RECORD LIST →
-*-*-

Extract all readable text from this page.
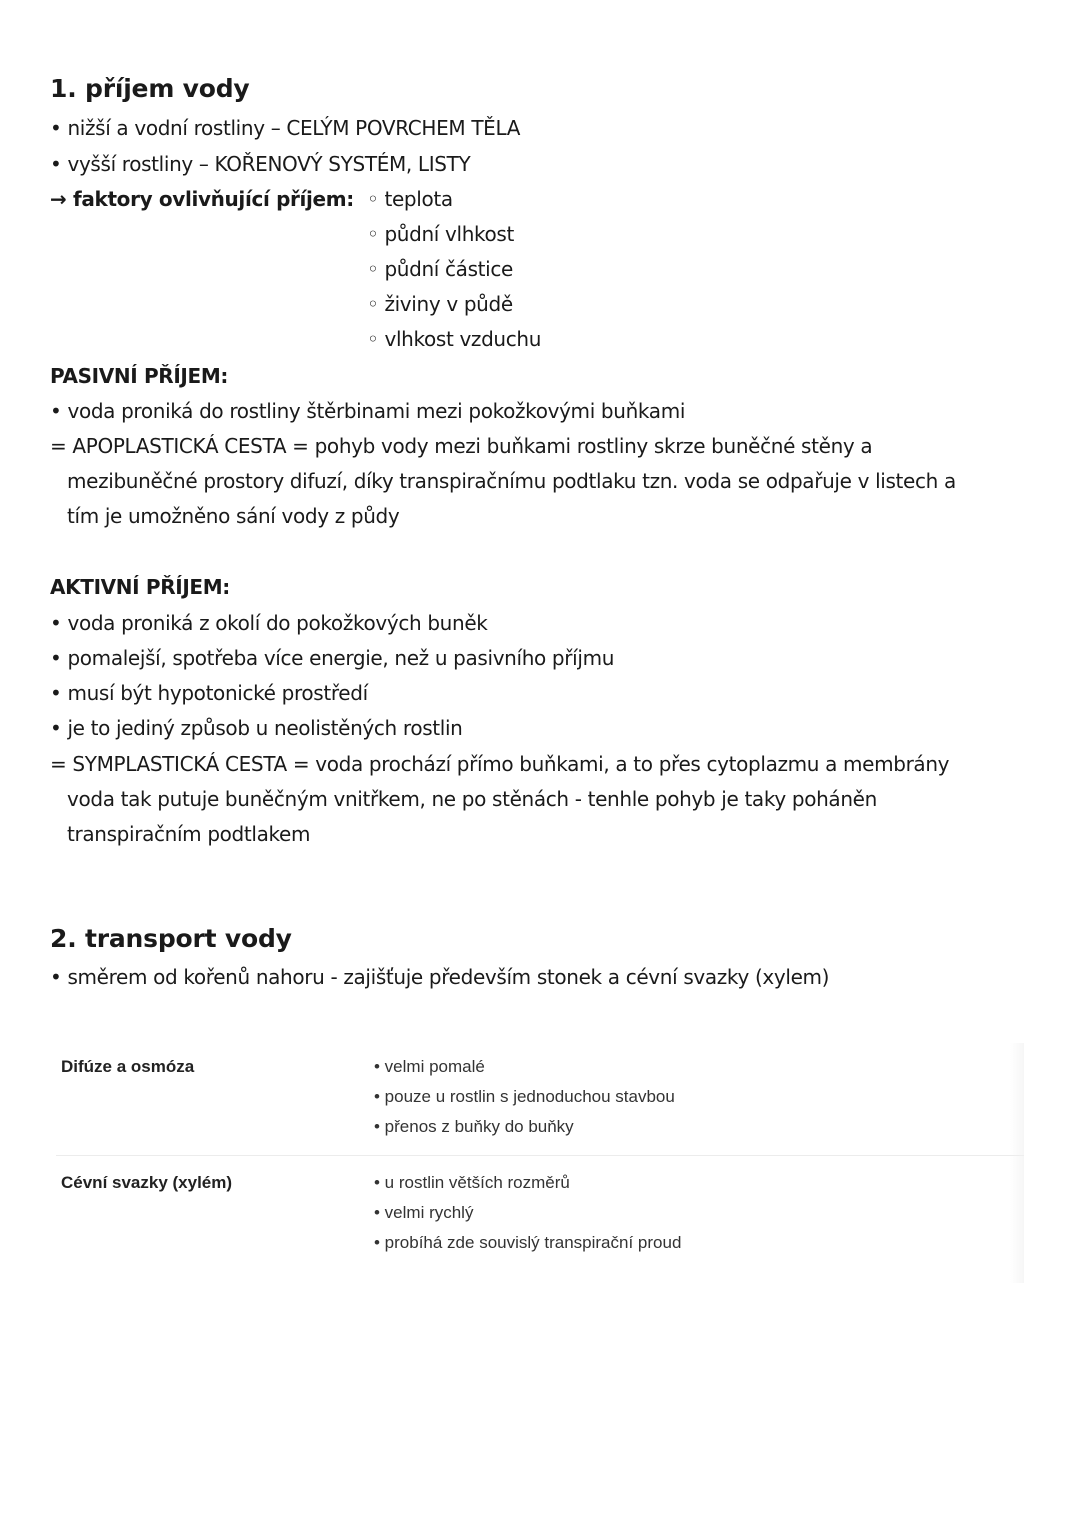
1. příjem vody
• nižší a vodní rostliny – CELÝM POVRCHEM TĚLA
• vyšší rostliny – KOŘENOVÝ SYSTÉM, LISTY
→ faktory ovlivňující příjem: ◦ teplota
◦ půdní vlhkost
◦ půdní částice
◦ živiny v půdě
◦ vlhkost vzduchu
PASIVNÍ PŘÍJEM:
• voda proniká do rostliny štěrbinami mezi pokožkovými buňkami
= APOPLASTICKÁ CESTA = pohyb vody mezi buňkami rostliny skrze buněčné stěny a
mezibuněčné prostory difuzí, díky transpiračnímu podtlaku tzn. voda se odpařuje v listech a
tím je umožněno sání vody z půdy
AKTIVNÍ PŘÍJEM:
• voda proniká z okolí do pokožkových buněk
• pomalejší, spotřeba více energie, než u pasivního příjmu
• musí být hypotonické prostředí
• je to jediný způsob u neolistěných rostlin
= SYMPLASTICKÁ CESTA = voda prochází přímo buňkami, a to přes cytoplazmu a membrány
voda tak putuje buněčným vnitřkem, ne po stěnách - tenhle pohyb je taky poháněn
transpiračním podtlakem
2. transport vody
• směrem od kořenů nahoru - zajišťuje především stonek a cévní svazky (xylem)
Difúze a osmóza	• velmi pomalé
• pouze u rostlin s jednoduchou stavbou
• přenos z buňky do buňky
Cévní svazky (xylém)	• u rostlin větších rozměrů
• velmi rychlý
• probíhá zde souvislý transpirační proud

-*-*-

PROBLEM TO SOLVE → Pick out and copy the lines of the entries that hold the string "proniká".

THE COMPLETED TASK →
• voda proniká do rostliny štěrbinami mezi pokožkovými buňkami
• voda proniká z okolí do pokožkových buněk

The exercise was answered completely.